● **GIVEN INSTRUCTION**:
Take every line where the string "APPROACH" appears and copy it.

● **THE DATA**:

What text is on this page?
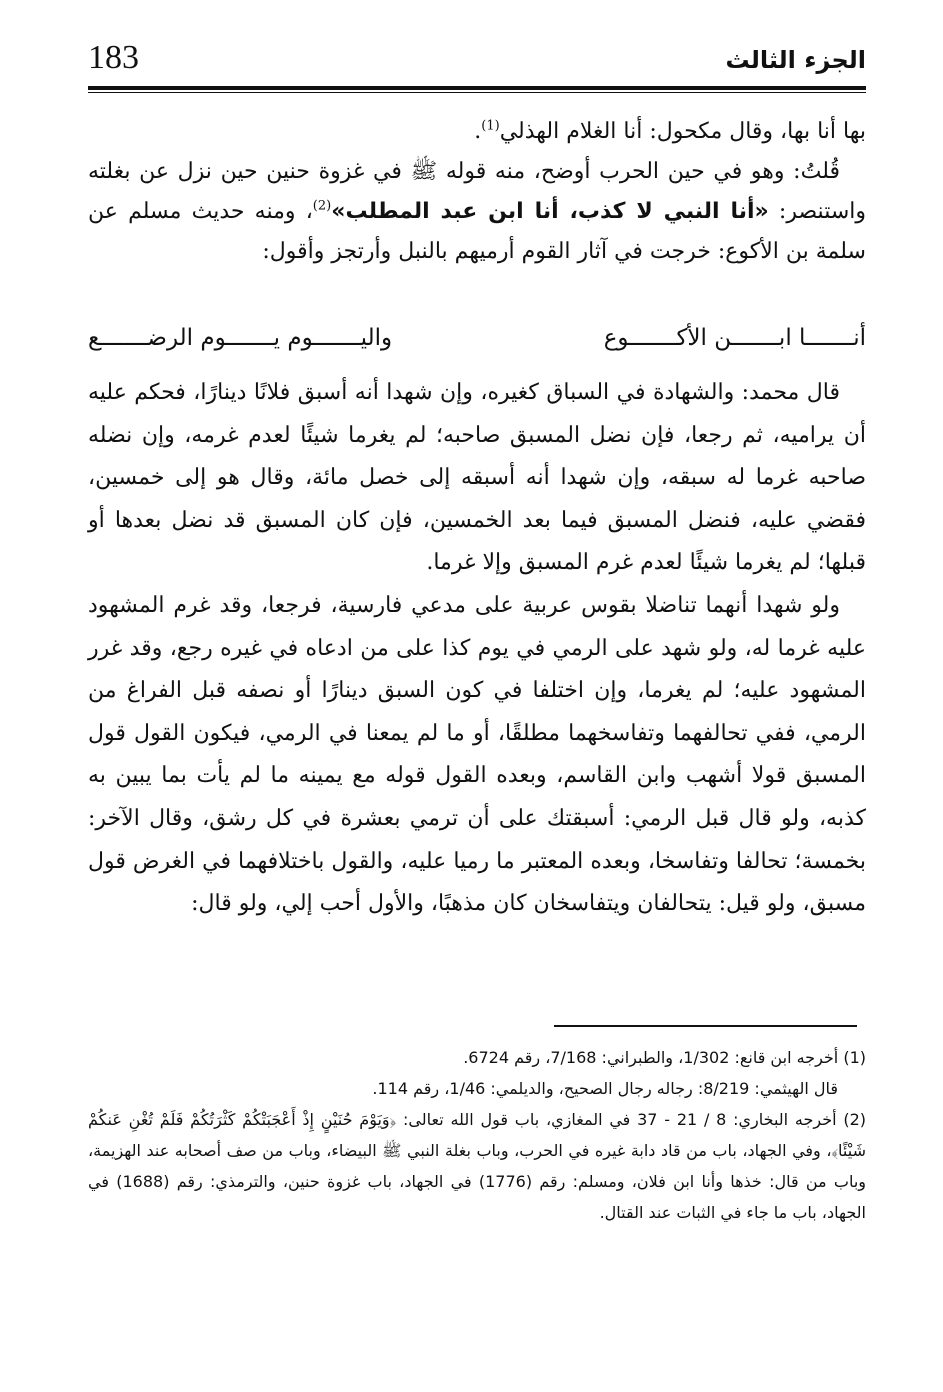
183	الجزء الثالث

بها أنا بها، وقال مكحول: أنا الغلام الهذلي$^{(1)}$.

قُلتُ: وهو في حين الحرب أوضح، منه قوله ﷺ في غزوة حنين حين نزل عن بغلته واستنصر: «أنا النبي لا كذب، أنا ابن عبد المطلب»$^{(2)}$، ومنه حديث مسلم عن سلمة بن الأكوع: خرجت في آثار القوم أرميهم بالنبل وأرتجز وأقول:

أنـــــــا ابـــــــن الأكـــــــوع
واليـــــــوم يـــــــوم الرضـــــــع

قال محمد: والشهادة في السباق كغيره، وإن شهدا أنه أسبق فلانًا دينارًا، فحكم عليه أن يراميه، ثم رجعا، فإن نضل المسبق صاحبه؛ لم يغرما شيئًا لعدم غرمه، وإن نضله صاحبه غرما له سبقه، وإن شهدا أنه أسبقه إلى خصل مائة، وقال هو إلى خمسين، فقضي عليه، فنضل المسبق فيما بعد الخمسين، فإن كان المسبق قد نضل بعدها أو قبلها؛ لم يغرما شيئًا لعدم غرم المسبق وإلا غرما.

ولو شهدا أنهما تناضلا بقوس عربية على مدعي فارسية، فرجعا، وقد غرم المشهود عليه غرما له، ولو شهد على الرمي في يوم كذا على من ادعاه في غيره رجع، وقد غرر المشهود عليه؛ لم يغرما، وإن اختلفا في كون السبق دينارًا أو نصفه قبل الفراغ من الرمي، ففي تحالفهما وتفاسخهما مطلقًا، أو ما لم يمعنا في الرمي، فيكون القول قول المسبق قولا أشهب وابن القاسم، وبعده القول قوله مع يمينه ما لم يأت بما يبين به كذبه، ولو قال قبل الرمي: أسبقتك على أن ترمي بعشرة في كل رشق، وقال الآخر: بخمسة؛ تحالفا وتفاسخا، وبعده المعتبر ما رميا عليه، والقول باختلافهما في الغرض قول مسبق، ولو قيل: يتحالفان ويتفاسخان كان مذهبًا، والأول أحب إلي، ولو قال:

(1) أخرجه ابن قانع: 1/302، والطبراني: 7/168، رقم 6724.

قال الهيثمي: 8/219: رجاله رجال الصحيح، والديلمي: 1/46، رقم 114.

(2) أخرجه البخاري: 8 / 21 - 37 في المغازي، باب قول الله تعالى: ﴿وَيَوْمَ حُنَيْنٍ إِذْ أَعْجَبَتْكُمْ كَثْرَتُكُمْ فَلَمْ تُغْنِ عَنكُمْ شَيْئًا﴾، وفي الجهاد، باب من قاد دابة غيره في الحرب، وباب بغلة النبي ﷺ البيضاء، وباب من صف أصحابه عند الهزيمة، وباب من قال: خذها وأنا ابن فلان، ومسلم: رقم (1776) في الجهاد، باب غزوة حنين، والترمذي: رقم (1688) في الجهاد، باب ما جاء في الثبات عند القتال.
* * *
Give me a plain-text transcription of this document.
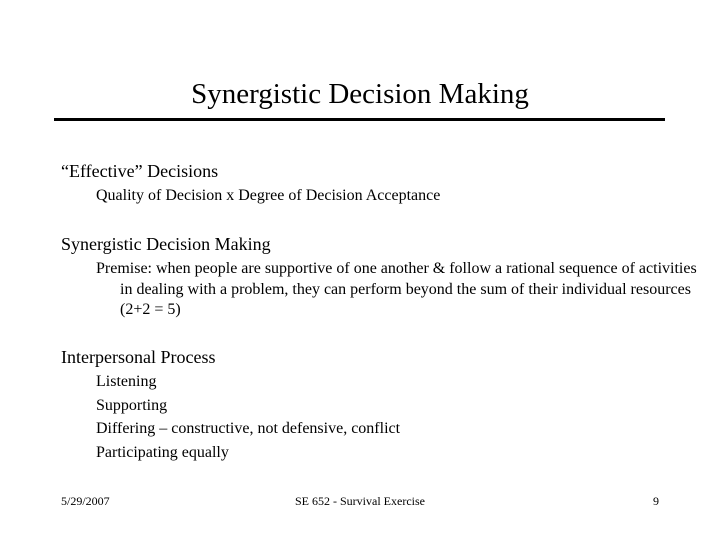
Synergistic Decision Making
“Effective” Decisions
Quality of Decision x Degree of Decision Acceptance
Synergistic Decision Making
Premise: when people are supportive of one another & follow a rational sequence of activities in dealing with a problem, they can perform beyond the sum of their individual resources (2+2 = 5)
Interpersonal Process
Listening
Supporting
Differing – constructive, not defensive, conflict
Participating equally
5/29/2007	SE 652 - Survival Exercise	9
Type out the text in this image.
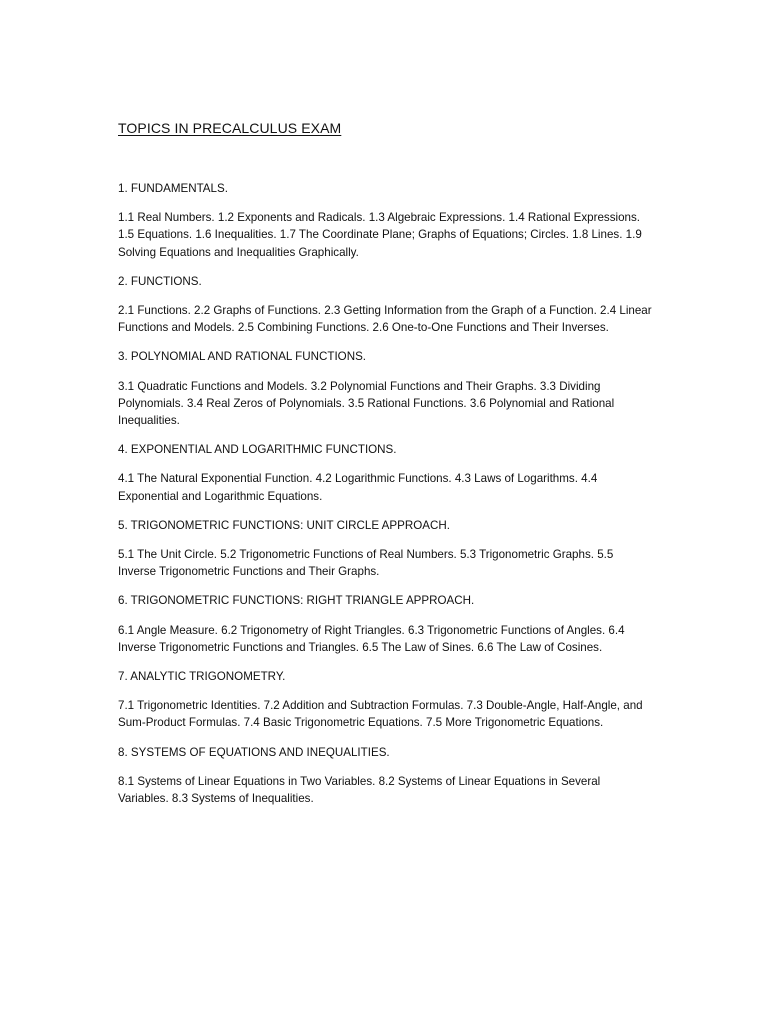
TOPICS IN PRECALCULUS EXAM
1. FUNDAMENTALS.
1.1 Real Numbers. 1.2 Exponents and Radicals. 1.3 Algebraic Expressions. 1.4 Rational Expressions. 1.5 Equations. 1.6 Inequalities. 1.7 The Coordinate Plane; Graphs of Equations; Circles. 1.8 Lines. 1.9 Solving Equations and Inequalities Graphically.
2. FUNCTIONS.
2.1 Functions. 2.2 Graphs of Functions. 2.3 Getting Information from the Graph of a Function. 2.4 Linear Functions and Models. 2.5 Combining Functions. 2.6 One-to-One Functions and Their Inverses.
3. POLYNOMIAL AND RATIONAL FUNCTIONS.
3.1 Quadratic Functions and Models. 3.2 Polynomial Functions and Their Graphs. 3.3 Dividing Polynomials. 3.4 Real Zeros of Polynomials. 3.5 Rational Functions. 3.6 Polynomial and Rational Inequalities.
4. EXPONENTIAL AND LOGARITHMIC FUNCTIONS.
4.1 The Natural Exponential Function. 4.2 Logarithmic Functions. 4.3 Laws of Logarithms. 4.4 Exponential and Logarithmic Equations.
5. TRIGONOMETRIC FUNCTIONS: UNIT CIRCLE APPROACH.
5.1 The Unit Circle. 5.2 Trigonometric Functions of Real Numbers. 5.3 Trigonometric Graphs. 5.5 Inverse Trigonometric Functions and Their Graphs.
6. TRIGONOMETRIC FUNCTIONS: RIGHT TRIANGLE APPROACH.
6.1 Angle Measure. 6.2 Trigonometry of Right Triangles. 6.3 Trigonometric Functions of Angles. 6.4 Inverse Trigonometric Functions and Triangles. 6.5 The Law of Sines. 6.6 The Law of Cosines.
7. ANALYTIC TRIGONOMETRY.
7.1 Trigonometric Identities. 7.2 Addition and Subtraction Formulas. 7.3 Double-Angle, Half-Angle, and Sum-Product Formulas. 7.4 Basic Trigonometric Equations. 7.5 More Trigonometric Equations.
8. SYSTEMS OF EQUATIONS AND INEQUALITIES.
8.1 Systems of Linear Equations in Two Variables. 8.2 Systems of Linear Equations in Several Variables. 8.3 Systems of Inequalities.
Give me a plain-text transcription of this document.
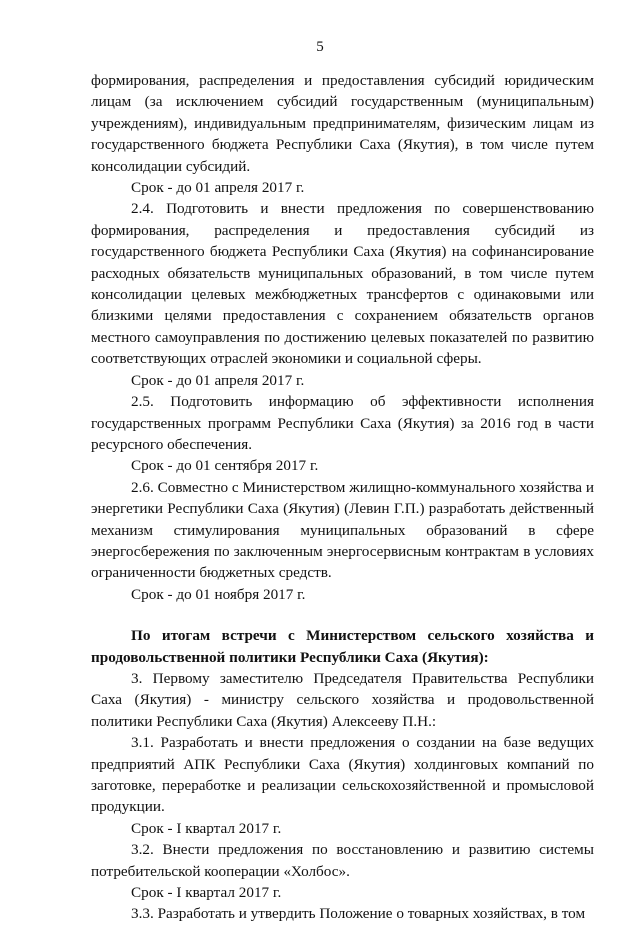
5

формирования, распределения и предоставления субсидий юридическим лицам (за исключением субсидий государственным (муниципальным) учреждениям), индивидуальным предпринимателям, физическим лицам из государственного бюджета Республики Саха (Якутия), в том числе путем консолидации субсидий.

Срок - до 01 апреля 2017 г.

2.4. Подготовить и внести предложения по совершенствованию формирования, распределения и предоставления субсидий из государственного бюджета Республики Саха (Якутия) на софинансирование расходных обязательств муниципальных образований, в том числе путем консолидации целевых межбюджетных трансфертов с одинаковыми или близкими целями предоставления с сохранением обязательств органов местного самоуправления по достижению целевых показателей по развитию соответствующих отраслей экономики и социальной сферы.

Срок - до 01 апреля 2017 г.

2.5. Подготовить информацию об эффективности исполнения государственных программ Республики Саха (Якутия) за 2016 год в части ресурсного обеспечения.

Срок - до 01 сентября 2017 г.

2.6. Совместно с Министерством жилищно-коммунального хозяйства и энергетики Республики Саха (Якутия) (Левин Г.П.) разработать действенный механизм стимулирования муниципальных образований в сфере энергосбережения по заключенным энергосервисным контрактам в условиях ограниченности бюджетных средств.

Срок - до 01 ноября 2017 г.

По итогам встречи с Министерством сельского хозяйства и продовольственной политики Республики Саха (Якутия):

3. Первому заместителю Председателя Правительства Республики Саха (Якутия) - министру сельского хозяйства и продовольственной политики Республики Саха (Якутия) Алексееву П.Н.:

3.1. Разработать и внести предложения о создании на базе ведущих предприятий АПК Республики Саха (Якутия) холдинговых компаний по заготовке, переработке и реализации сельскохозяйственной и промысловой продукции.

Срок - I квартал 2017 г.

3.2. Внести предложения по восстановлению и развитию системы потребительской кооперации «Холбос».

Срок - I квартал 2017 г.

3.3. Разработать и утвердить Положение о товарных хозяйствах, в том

● **COMPLETED TASK**:
5. TRIGONOMETRIC FUNCTIONS: UNIT CIRCLE APPROACH.
6. TRIGONOMETRIC FUNCTIONS: RIGHT TRIANGLE APPROACH.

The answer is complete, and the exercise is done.